■ Dataset rows:

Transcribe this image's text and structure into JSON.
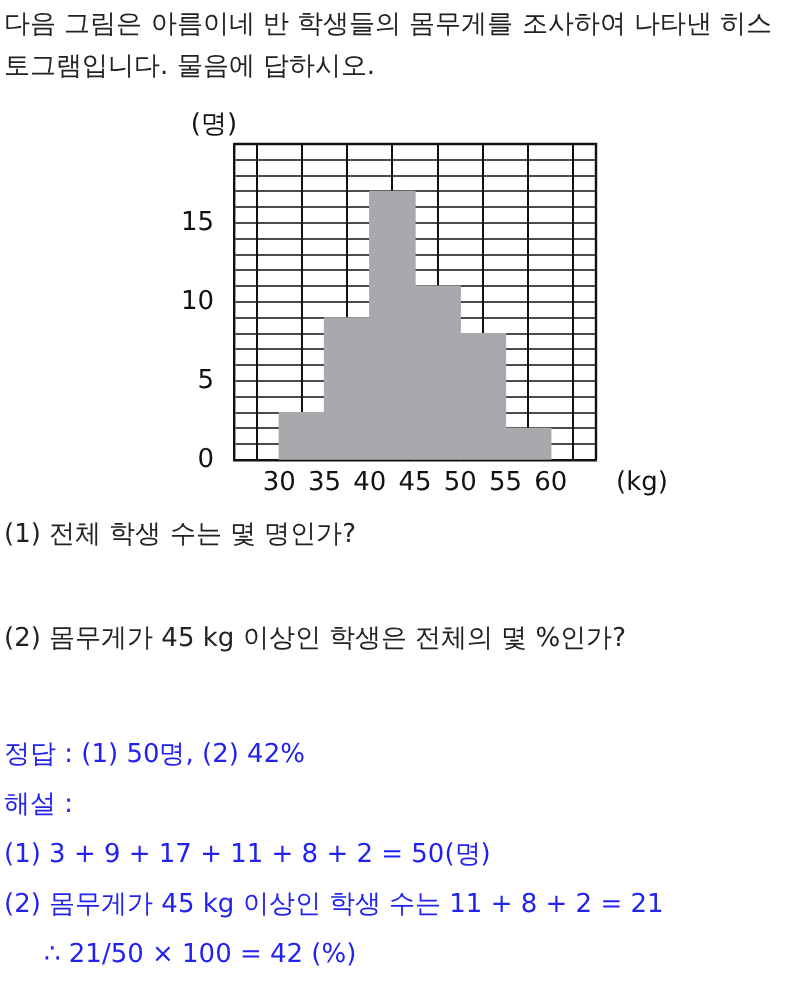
{
  "chart_data": {
    "type": "histogram",
    "title": "다음 그림은 아름이네 반 학생들의 몸무게를 조사하여 나타낸 히스토그램입니다. 물음에 답하시오.",
    "xlabel": "(kg)",
    "ylabel": "(명)",
    "bins": [
      30,
      35,
      40,
      45,
      50,
      55,
      60
    ],
    "values": [
      3,
      9,
      17,
      11,
      8,
      2
    ],
    "color": "#a9a9ad",
    "xlim": [
      25,
      65
    ],
    "xticks": [
      {
        "value": 25,
        "label": null
      },
      30,
      35,
      40,
      45,
      50,
      55,
      60
    ],
    "ylim": [
      0,
      20
    ],
    "yticks": [
      0,
      {
        "value": 1,
        "label": null
      },
      {
        "value": 2,
        "label": null
      },
      {
        "value": 3,
        "label": null
      },
      {
        "value": 4,
        "label": null
      },
      5,
      {
        "value": 6,
        "label": null
      },
      {
        "value": 7,
        "label": null
      },
      {
        "value": 8,
        "label": null
      },
      {
        "value": 9,
        "label": null
      },
      10,
      {
        "value": 11,
        "label": null
      },
      {
        "value": 12,
        "label": null
      },
      {
        "value": 13,
        "label": null
      },
      {
        "value": 14,
        "label": null
      },
      15,
      {
        "value": 16,
        "label": null
      },
      {
        "value": 17,
        "label": null
      },
      {
        "value": 18,
        "label": null
      },
      {
        "value": 19,
        "label": null
      },
      {
        "value": 20,
        "label": null
      }
    ],
    "grid": true,
    "annotations": [
      "(1) 전체 학생 수는 몇 명인가?",
      "(2) 몸무게가 45 kg 이상인 학생은 전체의 몇 %인가?",
      "정답 : (1) 50명, (2) 42%",
      "해설 :",
      "(1) 3 + 9 + 17 + 11 + 8 + 2 = 50(명)",
      "(2) 몸무게가 45 kg 이상인 학생 수는 11 + 8 + 2 = 21",
      "∴ 21/50 × 100 = 42 (%)"
    ]
  }
}
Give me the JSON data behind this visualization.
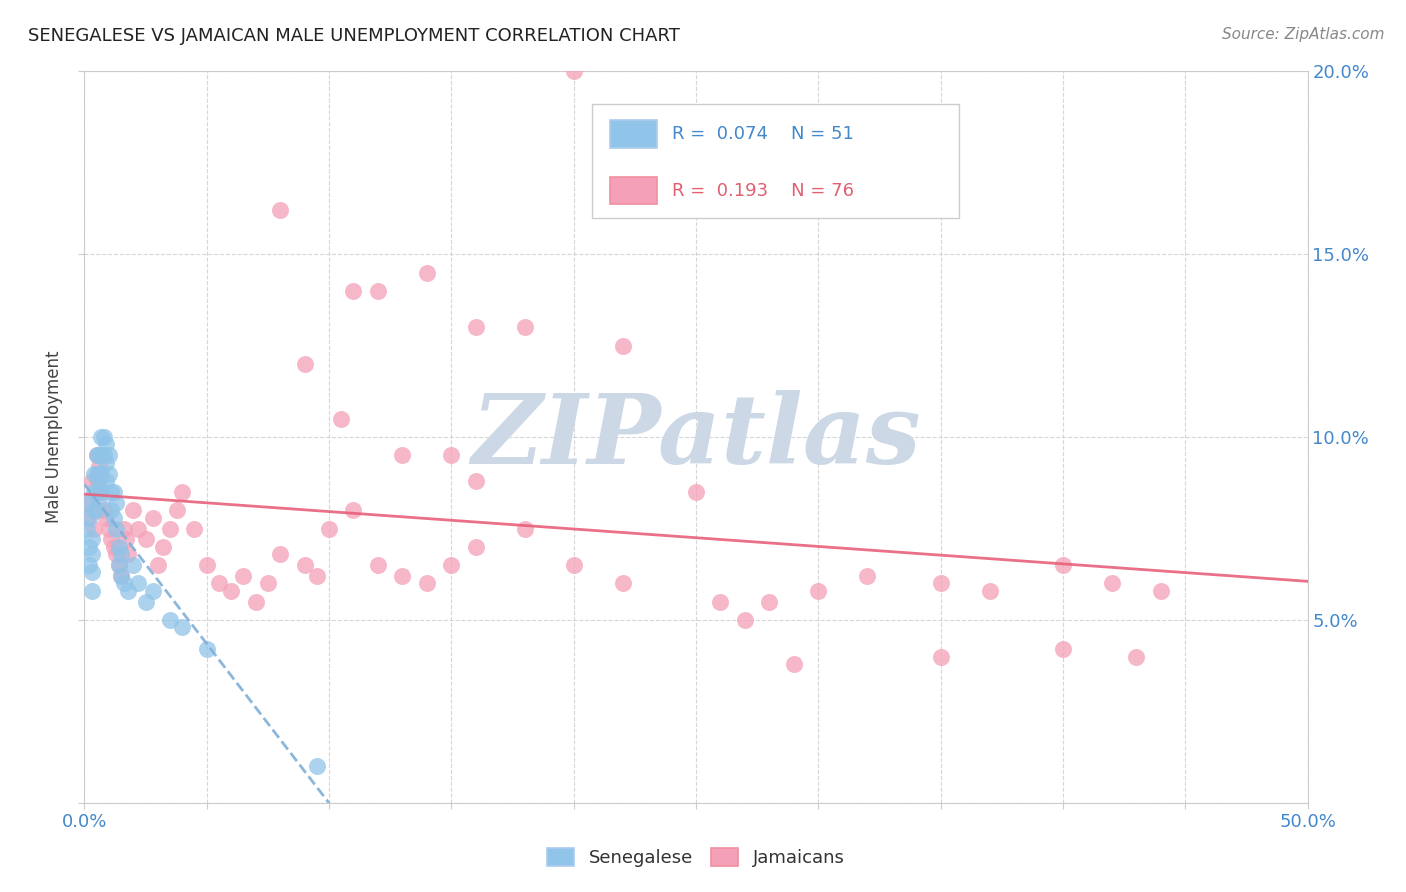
{
  "title": "SENEGALESE VS JAMAICAN MALE UNEMPLOYMENT CORRELATION CHART",
  "source": "Source: ZipAtlas.com",
  "ylabel": "Male Unemployment",
  "xlim": [
    0,
    0.5
  ],
  "ylim": [
    0,
    0.2
  ],
  "xticks": [
    0.0,
    0.05,
    0.1,
    0.15,
    0.2,
    0.25,
    0.3,
    0.35,
    0.4,
    0.45,
    0.5
  ],
  "yticks": [
    0.0,
    0.05,
    0.1,
    0.15,
    0.2
  ],
  "ytick_labels": [
    "",
    "5.0%",
    "10.0%",
    "15.0%",
    "20.0%"
  ],
  "xtick_labels": [
    "0.0%",
    "",
    "",
    "",
    "",
    "",
    "",
    "",
    "",
    "",
    "50.0%"
  ],
  "background_color": "#ffffff",
  "watermark": "ZIPatlas",
  "watermark_color": "#ccd8e5",
  "senegalese_color": "#90c4e8",
  "jamaican_color": "#f4a0b8",
  "senegalese_line_color": "#80b0d8",
  "jamaican_line_color": "#e8607a",
  "axis_tick_color": "#4488cc",
  "legend_text_sen": "R =  0.074    N = 51",
  "legend_text_jam": "R =  0.193    N = 76",
  "senegalese_x": [
    0.001,
    0.001,
    0.002,
    0.002,
    0.002,
    0.003,
    0.003,
    0.003,
    0.003,
    0.004,
    0.004,
    0.004,
    0.005,
    0.005,
    0.005,
    0.005,
    0.006,
    0.006,
    0.006,
    0.006,
    0.007,
    0.007,
    0.007,
    0.007,
    0.008,
    0.008,
    0.009,
    0.009,
    0.009,
    0.01,
    0.01,
    0.011,
    0.011,
    0.012,
    0.012,
    0.013,
    0.013,
    0.014,
    0.014,
    0.015,
    0.015,
    0.016,
    0.018,
    0.02,
    0.022,
    0.025,
    0.028,
    0.035,
    0.04,
    0.05,
    0.095
  ],
  "senegalese_y": [
    0.075,
    0.082,
    0.07,
    0.078,
    0.065,
    0.072,
    0.068,
    0.063,
    0.058,
    0.09,
    0.085,
    0.08,
    0.095,
    0.09,
    0.085,
    0.08,
    0.095,
    0.09,
    0.088,
    0.083,
    0.1,
    0.095,
    0.09,
    0.085,
    0.1,
    0.095,
    0.098,
    0.093,
    0.088,
    0.095,
    0.09,
    0.085,
    0.08,
    0.085,
    0.078,
    0.082,
    0.075,
    0.07,
    0.065,
    0.068,
    0.062,
    0.06,
    0.058,
    0.065,
    0.06,
    0.055,
    0.058,
    0.05,
    0.048,
    0.042,
    0.01
  ],
  "jamaican_x": [
    0.001,
    0.002,
    0.003,
    0.004,
    0.005,
    0.005,
    0.006,
    0.007,
    0.008,
    0.009,
    0.01,
    0.011,
    0.012,
    0.013,
    0.014,
    0.015,
    0.016,
    0.017,
    0.018,
    0.02,
    0.022,
    0.025,
    0.028,
    0.03,
    0.032,
    0.035,
    0.038,
    0.04,
    0.045,
    0.05,
    0.055,
    0.06,
    0.065,
    0.07,
    0.075,
    0.08,
    0.09,
    0.095,
    0.1,
    0.11,
    0.12,
    0.13,
    0.14,
    0.15,
    0.16,
    0.18,
    0.2,
    0.22,
    0.25,
    0.27,
    0.15,
    0.12,
    0.18,
    0.09,
    0.11,
    0.22,
    0.16,
    0.13,
    0.2,
    0.14,
    0.105,
    0.08,
    0.28,
    0.3,
    0.32,
    0.35,
    0.37,
    0.4,
    0.42,
    0.44,
    0.16,
    0.26,
    0.35,
    0.29,
    0.4,
    0.43
  ],
  "jamaican_y": [
    0.078,
    0.082,
    0.088,
    0.075,
    0.095,
    0.088,
    0.092,
    0.085,
    0.08,
    0.078,
    0.075,
    0.072,
    0.07,
    0.068,
    0.065,
    0.062,
    0.075,
    0.072,
    0.068,
    0.08,
    0.075,
    0.072,
    0.078,
    0.065,
    0.07,
    0.075,
    0.08,
    0.085,
    0.075,
    0.065,
    0.06,
    0.058,
    0.062,
    0.055,
    0.06,
    0.068,
    0.065,
    0.062,
    0.075,
    0.08,
    0.065,
    0.062,
    0.06,
    0.065,
    0.07,
    0.075,
    0.065,
    0.06,
    0.085,
    0.05,
    0.095,
    0.14,
    0.13,
    0.12,
    0.14,
    0.125,
    0.13,
    0.095,
    0.2,
    0.145,
    0.105,
    0.162,
    0.055,
    0.058,
    0.062,
    0.06,
    0.058,
    0.065,
    0.06,
    0.058,
    0.088,
    0.055,
    0.04,
    0.038,
    0.042,
    0.04
  ]
}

■ OBJECTIVE: Return all of the entries word for word, but omit the pictures.

■ WRITTEN SOLUTION:
Transcribe this image's text and structure into JSON.
{
  "chart_data": {
    "type": "histogram",
    "title": "다음 그림은 아름이네 반 학생들의 몸무게를 조사하여 나타낸 히스토그램입니다. 물음에 답하시오.",
    "xlabel": "(kg)",
    "ylabel": "(명)",
    "bins": [
      30,
      35,
      40,
      45,
      50,
      55,
      60
    ],
    "values": [
      3,
      9,
      17,
      11,
      8,
      2
    ],
    "color": "#a9a9ad",
    "xlim": [
      25,
      65
    ],
    "xticks": [
      {
        "value": 25,
        "label": null
      },
      30,
      35,
      40,
      45,
      50,
      55,
      60
    ],
    "ylim": [
      0,
      20
    ],
    "yticks": [
      0,
      {
        "value": 1,
        "label": null
      },
      {
        "value": 2,
        "label": null
      },
      {
        "value": 3,
        "label": null
      },
      {
        "value": 4,
        "label": null
      },
      5,
      {
        "value": 6,
        "label": null
      },
      {
        "value": 7,
        "label": null
      },
      {
        "value": 8,
        "label": null
      },
      {
        "value": 9,
        "label": null
      },
      10,
      {
        "value": 11,
        "label": null
      },
      {
        "value": 12,
        "label": null
      },
      {
        "value": 13,
        "label": null
      },
      {
        "value": 14,
        "label": null
      },
      15,
      {
        "value": 16,
        "label": null
      },
      {
        "value": 17,
        "label": null
      },
      {
        "value": 18,
        "label": null
      },
      {
        "value": 19,
        "label": null
      },
      {
        "value": 20,
        "label": null
      }
    ],
    "grid": true,
    "annotations": [
      "(1) 전체 학생 수는 몇 명인가?",
      "(2) 몸무게가 45 kg 이상인 학생은 전체의 몇 %인가?",
      "정답 : (1) 50명, (2) 42%",
      "해설 :",
      "(1) 3 + 9 + 17 + 11 + 8 + 2 = 50(명)",
      "(2) 몸무게가 45 kg 이상인 학생 수는 11 + 8 + 2 = 21",
      "∴ 21/50 × 100 = 42 (%)"
    ]
  }
}
Give me the JSON data behind this visualization.
{
  "title": "SENEGALESE VS JAMAICAN MALE UNEMPLOYMENT CORRELATION CHART",
  "source": "Source: ZipAtlas.com",
  "ylabel": "Male Unemployment",
  "xlim": [
    0,
    0.5
  ],
  "ylim": [
    0,
    0.2
  ],
  "xticks": [
    0.0,
    0.05,
    0.1,
    0.15,
    0.2,
    0.25,
    0.3,
    0.35,
    0.4,
    0.45,
    0.5
  ],
  "yticks": [
    0.0,
    0.05,
    0.1,
    0.15,
    0.2
  ],
  "ytick_labels": [
    "",
    "5.0%",
    "10.0%",
    "15.0%",
    "20.0%"
  ],
  "xtick_labels": [
    "0.0%",
    "",
    "",
    "",
    "",
    "",
    "",
    "",
    "",
    "",
    "50.0%"
  ],
  "background_color": "#ffffff",
  "watermark": "ZIPatlas",
  "watermark_color": "#ccd8e5",
  "senegalese_color": "#90c4e8",
  "jamaican_color": "#f4a0b8",
  "senegalese_line_color": "#80b0d8",
  "jamaican_line_color": "#e8607a",
  "axis_tick_color": "#4488cc",
  "legend_text_sen": "R =  0.074    N = 51",
  "legend_text_jam": "R =  0.193    N = 76",
  "senegalese_x": [
    0.001,
    0.001,
    0.002,
    0.002,
    0.002,
    0.003,
    0.003,
    0.003,
    0.003,
    0.004,
    0.004,
    0.004,
    0.005,
    0.005,
    0.005,
    0.005,
    0.006,
    0.006,
    0.006,
    0.006,
    0.007,
    0.007,
    0.007,
    0.007,
    0.008,
    0.008,
    0.009,
    0.009,
    0.009,
    0.01,
    0.01,
    0.011,
    0.011,
    0.012,
    0.012,
    0.013,
    0.013,
    0.014,
    0.014,
    0.015,
    0.015,
    0.016,
    0.018,
    0.02,
    0.022,
    0.025,
    0.028,
    0.035,
    0.04,
    0.05,
    0.095
  ],
  "senegalese_y": [
    0.075,
    0.082,
    0.07,
    0.078,
    0.065,
    0.072,
    0.068,
    0.063,
    0.058,
    0.09,
    0.085,
    0.08,
    0.095,
    0.09,
    0.085,
    0.08,
    0.095,
    0.09,
    0.088,
    0.083,
    0.1,
    0.095,
    0.09,
    0.085,
    0.1,
    0.095,
    0.098,
    0.093,
    0.088,
    0.095,
    0.09,
    0.085,
    0.08,
    0.085,
    0.078,
    0.082,
    0.075,
    0.07,
    0.065,
    0.068,
    0.062,
    0.06,
    0.058,
    0.065,
    0.06,
    0.055,
    0.058,
    0.05,
    0.048,
    0.042,
    0.01
  ],
  "jamaican_x": [
    0.001,
    0.002,
    0.003,
    0.004,
    0.005,
    0.005,
    0.006,
    0.007,
    0.008,
    0.009,
    0.01,
    0.011,
    0.012,
    0.013,
    0.014,
    0.015,
    0.016,
    0.017,
    0.018,
    0.02,
    0.022,
    0.025,
    0.028,
    0.03,
    0.032,
    0.035,
    0.038,
    0.04,
    0.045,
    0.05,
    0.055,
    0.06,
    0.065,
    0.07,
    0.075,
    0.08,
    0.09,
    0.095,
    0.1,
    0.11,
    0.12,
    0.13,
    0.14,
    0.15,
    0.16,
    0.18,
    0.2,
    0.22,
    0.25,
    0.27,
    0.15,
    0.12,
    0.18,
    0.09,
    0.11,
    0.22,
    0.16,
    0.13,
    0.2,
    0.14,
    0.105,
    0.08,
    0.28,
    0.3,
    0.32,
    0.35,
    0.37,
    0.4,
    0.42,
    0.44,
    0.16,
    0.26,
    0.35,
    0.29,
    0.4,
    0.43
  ],
  "jamaican_y": [
    0.078,
    0.082,
    0.088,
    0.075,
    0.095,
    0.088,
    0.092,
    0.085,
    0.08,
    0.078,
    0.075,
    0.072,
    0.07,
    0.068,
    0.065,
    0.062,
    0.075,
    0.072,
    0.068,
    0.08,
    0.075,
    0.072,
    0.078,
    0.065,
    0.07,
    0.075,
    0.08,
    0.085,
    0.075,
    0.065,
    0.06,
    0.058,
    0.062,
    0.055,
    0.06,
    0.068,
    0.065,
    0.062,
    0.075,
    0.08,
    0.065,
    0.062,
    0.06,
    0.065,
    0.07,
    0.075,
    0.065,
    0.06,
    0.085,
    0.05,
    0.095,
    0.14,
    0.13,
    0.12,
    0.14,
    0.125,
    0.13,
    0.095,
    0.2,
    0.145,
    0.105,
    0.162,
    0.055,
    0.058,
    0.062,
    0.06,
    0.058,
    0.065,
    0.06,
    0.058,
    0.088,
    0.055,
    0.04,
    0.038,
    0.042,
    0.04
  ]
}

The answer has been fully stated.